Put the lines into a JSON list of strings, one string per line and no blank lines, starting at the first line of the records and ending at the line that contains "staticText: +: [188, 133, 200, 159]".

-- START OF Records for the exercise --

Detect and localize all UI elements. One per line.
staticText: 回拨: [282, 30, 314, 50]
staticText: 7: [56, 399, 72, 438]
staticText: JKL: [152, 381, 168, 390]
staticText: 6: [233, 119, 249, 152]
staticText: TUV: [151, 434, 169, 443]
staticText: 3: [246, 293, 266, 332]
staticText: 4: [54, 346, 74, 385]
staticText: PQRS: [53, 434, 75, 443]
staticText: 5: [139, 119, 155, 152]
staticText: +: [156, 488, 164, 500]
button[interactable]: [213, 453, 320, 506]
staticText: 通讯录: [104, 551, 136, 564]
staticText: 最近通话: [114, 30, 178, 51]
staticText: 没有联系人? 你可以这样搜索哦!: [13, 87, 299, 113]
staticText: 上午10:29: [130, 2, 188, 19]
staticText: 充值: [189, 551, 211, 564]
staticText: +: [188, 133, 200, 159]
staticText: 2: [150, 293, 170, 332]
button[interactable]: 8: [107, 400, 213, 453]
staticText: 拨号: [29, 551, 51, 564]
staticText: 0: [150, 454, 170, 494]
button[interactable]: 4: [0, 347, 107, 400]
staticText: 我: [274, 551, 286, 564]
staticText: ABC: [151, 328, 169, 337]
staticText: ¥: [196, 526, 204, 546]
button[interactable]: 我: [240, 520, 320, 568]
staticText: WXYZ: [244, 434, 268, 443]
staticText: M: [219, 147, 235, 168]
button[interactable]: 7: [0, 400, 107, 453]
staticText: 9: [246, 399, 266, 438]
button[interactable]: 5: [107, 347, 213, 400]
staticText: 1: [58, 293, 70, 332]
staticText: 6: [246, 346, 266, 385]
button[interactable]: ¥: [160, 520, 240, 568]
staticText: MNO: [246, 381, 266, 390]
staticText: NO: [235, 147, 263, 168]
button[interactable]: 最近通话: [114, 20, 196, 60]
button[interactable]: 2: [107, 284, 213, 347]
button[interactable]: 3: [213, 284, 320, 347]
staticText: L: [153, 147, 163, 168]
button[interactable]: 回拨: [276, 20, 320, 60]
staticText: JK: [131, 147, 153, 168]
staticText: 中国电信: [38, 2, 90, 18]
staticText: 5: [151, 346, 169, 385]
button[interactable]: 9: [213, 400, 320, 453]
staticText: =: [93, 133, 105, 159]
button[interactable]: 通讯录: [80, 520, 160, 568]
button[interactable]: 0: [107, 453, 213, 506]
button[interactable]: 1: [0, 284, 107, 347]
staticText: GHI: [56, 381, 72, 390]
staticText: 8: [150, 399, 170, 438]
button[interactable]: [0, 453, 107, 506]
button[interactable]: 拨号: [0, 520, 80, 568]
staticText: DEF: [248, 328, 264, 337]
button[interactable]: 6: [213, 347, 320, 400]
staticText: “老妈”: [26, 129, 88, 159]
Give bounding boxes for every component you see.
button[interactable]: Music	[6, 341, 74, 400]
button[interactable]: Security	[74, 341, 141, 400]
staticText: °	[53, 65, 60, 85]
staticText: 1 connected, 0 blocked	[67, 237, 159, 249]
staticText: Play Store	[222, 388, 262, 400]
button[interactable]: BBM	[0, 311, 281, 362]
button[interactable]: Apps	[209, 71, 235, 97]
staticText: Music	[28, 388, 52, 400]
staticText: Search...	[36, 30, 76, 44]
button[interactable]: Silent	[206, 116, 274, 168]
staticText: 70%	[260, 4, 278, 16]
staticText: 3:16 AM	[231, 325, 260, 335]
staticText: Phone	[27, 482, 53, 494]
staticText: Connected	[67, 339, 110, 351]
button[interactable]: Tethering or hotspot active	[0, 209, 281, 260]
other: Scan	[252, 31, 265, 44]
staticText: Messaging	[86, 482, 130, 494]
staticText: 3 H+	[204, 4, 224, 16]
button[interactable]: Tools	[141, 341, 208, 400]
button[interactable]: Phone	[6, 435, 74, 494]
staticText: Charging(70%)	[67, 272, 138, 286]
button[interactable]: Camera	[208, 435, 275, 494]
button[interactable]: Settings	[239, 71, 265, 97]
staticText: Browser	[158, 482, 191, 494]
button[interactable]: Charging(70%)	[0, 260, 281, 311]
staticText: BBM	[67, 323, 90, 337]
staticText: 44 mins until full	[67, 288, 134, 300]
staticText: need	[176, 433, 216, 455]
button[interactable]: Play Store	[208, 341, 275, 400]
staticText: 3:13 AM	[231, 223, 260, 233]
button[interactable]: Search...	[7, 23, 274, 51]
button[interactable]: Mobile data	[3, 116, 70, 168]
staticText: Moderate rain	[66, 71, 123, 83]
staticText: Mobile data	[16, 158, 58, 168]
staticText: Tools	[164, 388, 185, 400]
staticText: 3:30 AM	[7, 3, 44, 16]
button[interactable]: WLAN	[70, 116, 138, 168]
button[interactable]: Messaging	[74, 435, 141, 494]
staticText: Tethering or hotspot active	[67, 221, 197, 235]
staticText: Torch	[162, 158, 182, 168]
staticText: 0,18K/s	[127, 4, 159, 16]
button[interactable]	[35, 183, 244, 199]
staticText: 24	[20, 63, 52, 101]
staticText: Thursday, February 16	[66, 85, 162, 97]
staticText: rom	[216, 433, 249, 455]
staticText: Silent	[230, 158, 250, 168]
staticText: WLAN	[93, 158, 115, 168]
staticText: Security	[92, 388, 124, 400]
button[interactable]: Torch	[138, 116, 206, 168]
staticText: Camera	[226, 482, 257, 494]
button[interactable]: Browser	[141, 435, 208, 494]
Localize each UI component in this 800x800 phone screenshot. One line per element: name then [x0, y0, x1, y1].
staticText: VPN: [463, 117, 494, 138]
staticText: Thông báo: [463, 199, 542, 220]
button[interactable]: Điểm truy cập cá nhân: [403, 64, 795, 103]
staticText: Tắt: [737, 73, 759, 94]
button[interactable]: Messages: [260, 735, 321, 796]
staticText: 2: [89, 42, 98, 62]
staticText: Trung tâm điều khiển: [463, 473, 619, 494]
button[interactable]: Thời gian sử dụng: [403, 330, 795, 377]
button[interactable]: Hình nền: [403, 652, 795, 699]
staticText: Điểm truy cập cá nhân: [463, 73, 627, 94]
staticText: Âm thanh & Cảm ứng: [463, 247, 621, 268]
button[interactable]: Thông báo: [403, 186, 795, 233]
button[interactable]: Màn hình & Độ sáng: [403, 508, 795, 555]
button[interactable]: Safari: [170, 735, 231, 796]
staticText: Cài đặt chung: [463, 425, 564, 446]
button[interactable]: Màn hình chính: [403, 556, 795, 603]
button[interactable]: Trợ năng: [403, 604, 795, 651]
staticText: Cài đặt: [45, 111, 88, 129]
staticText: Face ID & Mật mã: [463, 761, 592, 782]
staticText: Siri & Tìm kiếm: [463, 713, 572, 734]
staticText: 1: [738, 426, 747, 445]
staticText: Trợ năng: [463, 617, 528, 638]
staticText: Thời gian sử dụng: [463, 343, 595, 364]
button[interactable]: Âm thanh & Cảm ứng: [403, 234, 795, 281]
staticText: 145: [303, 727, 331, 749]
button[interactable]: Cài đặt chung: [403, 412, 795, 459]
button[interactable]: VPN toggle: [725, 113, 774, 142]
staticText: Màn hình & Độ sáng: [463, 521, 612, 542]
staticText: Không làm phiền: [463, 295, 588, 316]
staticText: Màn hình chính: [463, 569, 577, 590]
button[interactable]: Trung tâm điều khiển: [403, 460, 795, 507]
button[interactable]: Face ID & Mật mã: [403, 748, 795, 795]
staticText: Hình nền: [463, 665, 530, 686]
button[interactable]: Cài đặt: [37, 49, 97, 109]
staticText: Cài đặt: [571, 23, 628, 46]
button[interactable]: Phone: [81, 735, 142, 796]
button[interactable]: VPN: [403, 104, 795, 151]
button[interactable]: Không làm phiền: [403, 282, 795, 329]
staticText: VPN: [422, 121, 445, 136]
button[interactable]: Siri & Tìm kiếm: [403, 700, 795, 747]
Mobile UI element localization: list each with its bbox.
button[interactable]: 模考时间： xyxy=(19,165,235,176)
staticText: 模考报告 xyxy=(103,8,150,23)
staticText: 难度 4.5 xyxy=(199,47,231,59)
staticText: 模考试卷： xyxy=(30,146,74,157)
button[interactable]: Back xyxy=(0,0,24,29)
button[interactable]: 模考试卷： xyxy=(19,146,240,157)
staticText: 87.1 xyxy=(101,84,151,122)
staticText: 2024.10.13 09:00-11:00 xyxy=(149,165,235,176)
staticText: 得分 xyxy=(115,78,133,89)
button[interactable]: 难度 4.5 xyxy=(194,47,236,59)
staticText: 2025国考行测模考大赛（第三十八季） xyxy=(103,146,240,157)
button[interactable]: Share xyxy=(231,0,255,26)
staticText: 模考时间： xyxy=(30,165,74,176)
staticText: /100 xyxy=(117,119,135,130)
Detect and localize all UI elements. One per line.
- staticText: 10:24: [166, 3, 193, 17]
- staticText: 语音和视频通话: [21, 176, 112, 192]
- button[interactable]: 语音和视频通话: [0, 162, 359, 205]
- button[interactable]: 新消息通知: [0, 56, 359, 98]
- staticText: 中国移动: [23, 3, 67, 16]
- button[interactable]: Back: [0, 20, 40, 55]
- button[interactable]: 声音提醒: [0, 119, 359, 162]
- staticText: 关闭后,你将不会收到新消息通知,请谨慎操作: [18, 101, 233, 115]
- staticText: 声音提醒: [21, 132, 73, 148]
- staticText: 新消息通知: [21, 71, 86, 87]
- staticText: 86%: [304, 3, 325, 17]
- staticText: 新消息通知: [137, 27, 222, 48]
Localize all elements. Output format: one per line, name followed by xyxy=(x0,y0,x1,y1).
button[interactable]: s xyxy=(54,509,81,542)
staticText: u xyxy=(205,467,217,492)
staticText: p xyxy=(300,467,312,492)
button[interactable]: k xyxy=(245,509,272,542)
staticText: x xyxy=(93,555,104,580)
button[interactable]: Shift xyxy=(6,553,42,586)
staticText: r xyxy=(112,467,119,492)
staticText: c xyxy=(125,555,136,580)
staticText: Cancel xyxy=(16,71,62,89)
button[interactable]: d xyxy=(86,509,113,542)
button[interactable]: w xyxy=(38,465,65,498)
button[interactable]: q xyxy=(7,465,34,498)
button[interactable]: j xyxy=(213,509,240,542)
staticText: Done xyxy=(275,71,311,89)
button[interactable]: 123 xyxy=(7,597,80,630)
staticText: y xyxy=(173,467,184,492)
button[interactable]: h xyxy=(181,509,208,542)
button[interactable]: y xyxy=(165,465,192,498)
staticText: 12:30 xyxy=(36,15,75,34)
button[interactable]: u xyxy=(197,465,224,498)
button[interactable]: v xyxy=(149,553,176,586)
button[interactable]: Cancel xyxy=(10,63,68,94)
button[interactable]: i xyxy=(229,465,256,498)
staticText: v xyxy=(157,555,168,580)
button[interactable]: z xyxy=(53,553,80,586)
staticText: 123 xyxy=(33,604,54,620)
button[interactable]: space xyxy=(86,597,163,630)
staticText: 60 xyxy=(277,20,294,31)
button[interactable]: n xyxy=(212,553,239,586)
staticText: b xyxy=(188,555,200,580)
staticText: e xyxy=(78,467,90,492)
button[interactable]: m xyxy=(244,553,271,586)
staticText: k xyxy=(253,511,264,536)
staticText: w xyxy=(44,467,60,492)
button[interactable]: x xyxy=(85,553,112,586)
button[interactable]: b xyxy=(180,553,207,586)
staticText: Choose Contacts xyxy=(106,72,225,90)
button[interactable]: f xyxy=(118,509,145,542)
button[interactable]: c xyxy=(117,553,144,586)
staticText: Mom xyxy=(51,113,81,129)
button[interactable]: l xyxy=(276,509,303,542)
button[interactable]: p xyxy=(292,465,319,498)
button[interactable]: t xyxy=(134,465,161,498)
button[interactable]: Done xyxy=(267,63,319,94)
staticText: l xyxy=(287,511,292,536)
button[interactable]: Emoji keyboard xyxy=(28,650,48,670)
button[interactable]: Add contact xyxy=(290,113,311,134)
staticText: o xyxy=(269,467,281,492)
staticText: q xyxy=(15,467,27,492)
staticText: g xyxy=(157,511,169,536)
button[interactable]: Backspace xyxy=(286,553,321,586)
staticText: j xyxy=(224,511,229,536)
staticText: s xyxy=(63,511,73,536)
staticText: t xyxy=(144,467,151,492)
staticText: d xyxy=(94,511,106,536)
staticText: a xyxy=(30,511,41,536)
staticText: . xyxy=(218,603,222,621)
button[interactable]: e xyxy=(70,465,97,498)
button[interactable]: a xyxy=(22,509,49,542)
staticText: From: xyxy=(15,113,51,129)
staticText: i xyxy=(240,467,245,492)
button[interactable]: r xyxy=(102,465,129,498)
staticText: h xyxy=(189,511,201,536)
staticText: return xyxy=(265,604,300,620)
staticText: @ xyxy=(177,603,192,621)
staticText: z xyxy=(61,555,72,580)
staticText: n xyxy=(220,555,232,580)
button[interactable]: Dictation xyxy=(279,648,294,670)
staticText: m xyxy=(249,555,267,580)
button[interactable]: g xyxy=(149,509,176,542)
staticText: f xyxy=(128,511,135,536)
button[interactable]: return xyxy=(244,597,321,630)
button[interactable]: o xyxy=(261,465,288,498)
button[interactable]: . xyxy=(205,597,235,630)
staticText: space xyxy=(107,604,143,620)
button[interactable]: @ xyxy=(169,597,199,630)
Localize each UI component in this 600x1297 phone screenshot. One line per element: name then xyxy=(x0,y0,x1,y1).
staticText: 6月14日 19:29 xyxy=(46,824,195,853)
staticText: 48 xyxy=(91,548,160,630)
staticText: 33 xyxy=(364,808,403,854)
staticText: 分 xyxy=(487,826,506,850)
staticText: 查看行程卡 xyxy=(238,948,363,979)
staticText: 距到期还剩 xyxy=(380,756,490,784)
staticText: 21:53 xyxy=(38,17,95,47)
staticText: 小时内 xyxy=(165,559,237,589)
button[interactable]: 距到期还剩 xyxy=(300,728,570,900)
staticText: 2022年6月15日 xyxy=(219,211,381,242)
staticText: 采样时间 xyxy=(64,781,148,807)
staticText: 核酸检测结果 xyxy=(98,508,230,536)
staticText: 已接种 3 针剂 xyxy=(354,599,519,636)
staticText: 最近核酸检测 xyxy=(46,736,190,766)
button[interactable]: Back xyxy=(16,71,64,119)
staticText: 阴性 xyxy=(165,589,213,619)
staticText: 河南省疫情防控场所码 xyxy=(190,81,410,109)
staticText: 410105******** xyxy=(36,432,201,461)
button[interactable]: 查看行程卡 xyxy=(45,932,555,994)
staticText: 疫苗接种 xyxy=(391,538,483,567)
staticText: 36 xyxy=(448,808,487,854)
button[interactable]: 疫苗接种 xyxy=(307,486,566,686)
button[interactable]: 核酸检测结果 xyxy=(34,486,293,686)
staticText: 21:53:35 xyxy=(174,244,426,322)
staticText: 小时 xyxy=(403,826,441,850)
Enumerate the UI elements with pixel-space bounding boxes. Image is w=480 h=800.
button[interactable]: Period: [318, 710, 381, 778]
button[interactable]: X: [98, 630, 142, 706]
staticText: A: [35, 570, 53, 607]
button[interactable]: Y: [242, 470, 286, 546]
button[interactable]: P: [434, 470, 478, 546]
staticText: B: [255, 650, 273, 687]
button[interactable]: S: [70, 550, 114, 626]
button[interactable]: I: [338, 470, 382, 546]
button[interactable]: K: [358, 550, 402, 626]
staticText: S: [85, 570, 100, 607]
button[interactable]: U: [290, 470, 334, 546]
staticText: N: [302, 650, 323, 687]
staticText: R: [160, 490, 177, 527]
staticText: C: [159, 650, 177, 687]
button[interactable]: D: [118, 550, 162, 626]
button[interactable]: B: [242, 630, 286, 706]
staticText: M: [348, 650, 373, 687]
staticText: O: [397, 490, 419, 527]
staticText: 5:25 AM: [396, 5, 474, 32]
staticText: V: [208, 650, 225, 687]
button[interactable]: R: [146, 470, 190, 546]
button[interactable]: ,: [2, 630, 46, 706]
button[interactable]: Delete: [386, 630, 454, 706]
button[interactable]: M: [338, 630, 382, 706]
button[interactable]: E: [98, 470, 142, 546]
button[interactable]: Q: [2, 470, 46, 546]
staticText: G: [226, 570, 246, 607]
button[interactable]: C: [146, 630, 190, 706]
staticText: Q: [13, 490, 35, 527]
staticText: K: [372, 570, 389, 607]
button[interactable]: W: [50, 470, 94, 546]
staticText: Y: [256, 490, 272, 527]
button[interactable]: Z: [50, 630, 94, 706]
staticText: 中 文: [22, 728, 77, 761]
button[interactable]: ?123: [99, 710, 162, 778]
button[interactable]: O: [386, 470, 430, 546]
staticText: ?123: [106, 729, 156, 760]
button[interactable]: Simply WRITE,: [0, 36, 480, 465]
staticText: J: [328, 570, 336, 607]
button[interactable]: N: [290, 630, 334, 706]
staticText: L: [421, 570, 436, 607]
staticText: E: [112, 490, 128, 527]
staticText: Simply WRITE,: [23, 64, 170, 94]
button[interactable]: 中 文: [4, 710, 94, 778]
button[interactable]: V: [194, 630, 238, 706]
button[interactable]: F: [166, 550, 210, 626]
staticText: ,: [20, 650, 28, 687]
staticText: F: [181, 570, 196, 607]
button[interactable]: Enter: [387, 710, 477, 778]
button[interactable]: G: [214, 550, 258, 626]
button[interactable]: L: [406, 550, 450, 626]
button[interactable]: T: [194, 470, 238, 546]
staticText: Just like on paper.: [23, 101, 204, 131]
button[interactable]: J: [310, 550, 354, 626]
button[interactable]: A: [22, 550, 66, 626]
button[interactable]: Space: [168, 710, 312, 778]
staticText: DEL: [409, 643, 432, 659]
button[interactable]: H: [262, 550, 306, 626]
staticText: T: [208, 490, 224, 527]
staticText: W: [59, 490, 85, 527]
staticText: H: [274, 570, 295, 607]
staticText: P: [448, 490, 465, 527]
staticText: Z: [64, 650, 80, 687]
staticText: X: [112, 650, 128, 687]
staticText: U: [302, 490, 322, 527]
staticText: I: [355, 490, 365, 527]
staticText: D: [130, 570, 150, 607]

-- END OF Records for the exercise --

-- Written answer --
[
  "Detect and localize all UI elements. One per line.",
  "staticText: 回拨: [282, 30, 314, 50]",
  "staticText: 7: [56, 399, 72, 438]",
  "staticText: JKL: [152, 381, 168, 390]",
  "staticText: 6: [233, 119, 249, 152]",
  "staticText: TUV: [151, 434, 169, 443]",
  "staticText: 3: [246, 293, 266, 332]",
  "staticText: 4: [54, 346, 74, 385]",
  "staticText: PQRS: [53, 434, 75, 443]",
  "staticText: 5: [139, 119, 155, 152]",
  "staticText: +: [156, 488, 164, 500]",
  "button[interactable]: [213, 453, 320, 506]",
  "staticText: 通讯录: [104, 551, 136, 564]",
  "staticText: 最近通话: [114, 30, 178, 51]",
  "staticText: 没有联系人? 你可以这样搜索哦!: [13, 87, 299, 113]",
  "staticText: 上午10:29: [130, 2, 188, 19]",
  "staticText: 充值: [189, 551, 211, 564]",
  "staticText: +: [188, 133, 200, 159]"
]